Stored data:
Begin
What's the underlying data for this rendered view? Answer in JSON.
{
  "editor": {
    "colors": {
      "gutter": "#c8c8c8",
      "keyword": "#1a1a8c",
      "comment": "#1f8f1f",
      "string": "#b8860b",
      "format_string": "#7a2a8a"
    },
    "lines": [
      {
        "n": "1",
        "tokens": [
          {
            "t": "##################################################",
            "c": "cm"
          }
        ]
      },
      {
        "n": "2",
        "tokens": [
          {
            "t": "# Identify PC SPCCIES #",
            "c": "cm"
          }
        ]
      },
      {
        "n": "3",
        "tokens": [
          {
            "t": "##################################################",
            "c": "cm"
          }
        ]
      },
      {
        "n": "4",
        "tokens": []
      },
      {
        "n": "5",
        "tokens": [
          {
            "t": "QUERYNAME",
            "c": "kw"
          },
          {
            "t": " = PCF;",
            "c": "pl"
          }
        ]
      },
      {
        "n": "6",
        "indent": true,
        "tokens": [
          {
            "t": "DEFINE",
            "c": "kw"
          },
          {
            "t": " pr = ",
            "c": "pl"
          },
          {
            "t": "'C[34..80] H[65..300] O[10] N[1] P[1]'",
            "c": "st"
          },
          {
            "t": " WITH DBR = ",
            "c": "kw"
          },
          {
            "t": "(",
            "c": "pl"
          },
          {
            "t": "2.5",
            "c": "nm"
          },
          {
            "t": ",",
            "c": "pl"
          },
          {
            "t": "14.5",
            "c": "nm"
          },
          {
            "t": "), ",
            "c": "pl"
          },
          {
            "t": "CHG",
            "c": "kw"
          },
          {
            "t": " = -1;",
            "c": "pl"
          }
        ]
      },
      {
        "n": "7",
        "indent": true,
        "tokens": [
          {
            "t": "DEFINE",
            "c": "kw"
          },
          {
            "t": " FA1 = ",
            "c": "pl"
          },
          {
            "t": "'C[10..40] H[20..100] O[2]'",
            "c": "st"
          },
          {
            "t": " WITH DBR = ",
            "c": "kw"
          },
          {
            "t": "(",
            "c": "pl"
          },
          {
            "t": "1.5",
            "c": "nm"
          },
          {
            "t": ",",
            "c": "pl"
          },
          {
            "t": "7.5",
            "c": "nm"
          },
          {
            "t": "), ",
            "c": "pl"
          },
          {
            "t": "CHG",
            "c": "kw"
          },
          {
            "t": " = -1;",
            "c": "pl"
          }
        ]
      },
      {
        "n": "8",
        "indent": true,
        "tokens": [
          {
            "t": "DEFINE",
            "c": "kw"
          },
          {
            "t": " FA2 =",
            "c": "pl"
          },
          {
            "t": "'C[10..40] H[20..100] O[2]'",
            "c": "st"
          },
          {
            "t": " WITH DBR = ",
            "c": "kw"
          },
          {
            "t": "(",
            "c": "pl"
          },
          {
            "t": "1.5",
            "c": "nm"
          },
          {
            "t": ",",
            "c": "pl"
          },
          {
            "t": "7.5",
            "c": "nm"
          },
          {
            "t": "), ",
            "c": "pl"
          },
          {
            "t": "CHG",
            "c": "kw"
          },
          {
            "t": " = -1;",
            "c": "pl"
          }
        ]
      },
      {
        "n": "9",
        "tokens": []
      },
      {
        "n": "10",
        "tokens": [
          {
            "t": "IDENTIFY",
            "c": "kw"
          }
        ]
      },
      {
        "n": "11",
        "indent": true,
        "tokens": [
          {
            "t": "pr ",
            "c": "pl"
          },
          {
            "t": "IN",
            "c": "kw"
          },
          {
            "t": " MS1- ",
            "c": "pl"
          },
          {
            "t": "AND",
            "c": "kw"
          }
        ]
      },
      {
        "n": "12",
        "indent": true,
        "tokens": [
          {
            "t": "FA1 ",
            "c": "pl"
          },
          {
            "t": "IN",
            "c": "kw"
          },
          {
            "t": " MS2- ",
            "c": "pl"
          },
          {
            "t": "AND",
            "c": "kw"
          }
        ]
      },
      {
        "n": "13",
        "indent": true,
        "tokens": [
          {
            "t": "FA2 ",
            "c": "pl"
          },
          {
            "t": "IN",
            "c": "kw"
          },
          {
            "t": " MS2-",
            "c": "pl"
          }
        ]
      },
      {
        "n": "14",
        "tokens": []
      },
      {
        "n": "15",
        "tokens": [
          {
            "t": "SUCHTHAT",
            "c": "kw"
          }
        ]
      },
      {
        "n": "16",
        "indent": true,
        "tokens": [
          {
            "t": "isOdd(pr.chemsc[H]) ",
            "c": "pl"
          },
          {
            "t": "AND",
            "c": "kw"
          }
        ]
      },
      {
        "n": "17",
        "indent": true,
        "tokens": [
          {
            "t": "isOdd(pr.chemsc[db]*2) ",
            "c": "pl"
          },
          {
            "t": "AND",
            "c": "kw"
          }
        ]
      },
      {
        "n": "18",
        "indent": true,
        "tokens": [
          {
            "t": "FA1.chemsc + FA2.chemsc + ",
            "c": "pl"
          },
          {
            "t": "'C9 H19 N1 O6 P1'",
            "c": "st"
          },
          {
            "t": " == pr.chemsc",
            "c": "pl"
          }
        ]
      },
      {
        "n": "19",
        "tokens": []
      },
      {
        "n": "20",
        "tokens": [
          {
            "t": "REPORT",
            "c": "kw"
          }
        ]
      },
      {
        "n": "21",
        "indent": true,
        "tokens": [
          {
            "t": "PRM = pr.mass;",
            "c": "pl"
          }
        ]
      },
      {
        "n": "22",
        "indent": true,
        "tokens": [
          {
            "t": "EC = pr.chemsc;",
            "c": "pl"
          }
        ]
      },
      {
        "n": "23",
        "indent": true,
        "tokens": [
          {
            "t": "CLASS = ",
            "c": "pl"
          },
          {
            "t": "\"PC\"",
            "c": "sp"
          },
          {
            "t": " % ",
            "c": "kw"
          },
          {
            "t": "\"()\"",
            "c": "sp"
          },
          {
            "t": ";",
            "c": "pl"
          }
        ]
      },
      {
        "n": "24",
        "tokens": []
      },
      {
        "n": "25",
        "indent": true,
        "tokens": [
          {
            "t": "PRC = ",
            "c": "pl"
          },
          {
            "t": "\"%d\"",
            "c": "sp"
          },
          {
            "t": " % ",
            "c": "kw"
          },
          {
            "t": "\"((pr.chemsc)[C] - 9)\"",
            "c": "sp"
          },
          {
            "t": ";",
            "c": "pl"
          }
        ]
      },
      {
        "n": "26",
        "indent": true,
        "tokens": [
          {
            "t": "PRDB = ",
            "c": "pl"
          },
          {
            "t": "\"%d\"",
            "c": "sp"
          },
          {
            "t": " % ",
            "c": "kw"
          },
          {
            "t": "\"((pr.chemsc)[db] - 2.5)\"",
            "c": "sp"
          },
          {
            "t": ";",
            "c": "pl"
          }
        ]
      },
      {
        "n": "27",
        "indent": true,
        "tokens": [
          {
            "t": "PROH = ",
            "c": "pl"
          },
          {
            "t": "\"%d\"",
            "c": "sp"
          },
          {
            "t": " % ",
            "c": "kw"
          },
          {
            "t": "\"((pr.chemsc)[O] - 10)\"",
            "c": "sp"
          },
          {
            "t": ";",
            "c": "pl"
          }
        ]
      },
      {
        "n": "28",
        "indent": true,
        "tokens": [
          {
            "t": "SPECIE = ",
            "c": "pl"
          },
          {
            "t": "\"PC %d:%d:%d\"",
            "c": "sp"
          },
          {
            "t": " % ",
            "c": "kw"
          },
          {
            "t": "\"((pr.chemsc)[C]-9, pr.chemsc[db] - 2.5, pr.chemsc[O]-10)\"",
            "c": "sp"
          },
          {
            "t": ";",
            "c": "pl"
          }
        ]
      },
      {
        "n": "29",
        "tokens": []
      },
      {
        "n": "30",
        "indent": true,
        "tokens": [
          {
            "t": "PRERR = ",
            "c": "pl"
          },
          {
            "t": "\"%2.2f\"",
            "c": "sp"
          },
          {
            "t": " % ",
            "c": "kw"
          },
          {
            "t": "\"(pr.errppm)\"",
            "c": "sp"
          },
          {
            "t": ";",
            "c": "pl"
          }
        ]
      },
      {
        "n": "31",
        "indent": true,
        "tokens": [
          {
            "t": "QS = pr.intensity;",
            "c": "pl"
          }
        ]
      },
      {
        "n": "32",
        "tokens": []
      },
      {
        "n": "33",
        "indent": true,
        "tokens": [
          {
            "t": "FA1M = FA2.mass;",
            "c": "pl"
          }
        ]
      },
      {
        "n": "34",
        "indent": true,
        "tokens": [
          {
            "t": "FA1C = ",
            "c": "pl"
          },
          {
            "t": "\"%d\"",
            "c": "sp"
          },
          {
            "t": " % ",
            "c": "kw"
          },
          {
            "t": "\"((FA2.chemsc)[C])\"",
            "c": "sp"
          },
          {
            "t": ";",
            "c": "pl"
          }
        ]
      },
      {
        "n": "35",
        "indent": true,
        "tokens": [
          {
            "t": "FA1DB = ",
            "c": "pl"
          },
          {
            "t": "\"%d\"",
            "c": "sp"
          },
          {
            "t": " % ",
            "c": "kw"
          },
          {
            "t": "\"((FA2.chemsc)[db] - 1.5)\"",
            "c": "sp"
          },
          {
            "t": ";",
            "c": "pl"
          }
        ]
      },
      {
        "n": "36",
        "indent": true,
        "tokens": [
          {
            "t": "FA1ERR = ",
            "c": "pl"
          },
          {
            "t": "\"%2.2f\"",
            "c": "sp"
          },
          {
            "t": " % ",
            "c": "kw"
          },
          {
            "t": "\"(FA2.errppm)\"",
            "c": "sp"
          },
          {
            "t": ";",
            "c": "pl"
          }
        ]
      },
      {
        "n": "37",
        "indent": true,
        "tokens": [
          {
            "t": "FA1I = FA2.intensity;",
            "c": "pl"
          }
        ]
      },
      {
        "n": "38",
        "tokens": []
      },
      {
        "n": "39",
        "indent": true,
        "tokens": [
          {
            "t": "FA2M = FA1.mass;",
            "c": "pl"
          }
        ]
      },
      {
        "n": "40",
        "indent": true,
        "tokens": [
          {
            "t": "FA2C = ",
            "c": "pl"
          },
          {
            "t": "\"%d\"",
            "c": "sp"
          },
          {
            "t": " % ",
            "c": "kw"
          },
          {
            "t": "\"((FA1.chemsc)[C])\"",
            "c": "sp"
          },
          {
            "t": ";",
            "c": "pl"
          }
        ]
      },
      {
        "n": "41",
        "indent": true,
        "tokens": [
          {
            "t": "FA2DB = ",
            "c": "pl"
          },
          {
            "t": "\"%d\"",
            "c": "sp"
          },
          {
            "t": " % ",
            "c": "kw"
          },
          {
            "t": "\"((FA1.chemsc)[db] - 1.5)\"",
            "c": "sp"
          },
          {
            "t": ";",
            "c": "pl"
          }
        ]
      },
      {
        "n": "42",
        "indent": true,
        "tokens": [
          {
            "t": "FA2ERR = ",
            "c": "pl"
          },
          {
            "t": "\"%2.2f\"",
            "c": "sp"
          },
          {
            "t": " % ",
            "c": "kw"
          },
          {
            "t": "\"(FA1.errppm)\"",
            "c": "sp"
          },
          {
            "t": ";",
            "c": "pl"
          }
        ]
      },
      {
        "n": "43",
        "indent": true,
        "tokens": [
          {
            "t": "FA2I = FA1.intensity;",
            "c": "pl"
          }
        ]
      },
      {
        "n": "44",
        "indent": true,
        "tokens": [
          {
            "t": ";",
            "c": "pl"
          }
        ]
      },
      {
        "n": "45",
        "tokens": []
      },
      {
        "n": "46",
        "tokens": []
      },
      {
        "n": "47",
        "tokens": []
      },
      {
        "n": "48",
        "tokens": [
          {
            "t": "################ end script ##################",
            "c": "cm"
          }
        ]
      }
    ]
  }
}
End
### INSTRUCTIONS FOR THE TASK:
The answer is a single number, the count of lines in the records that contain the string "mass".

### FULL OUTPUT:
3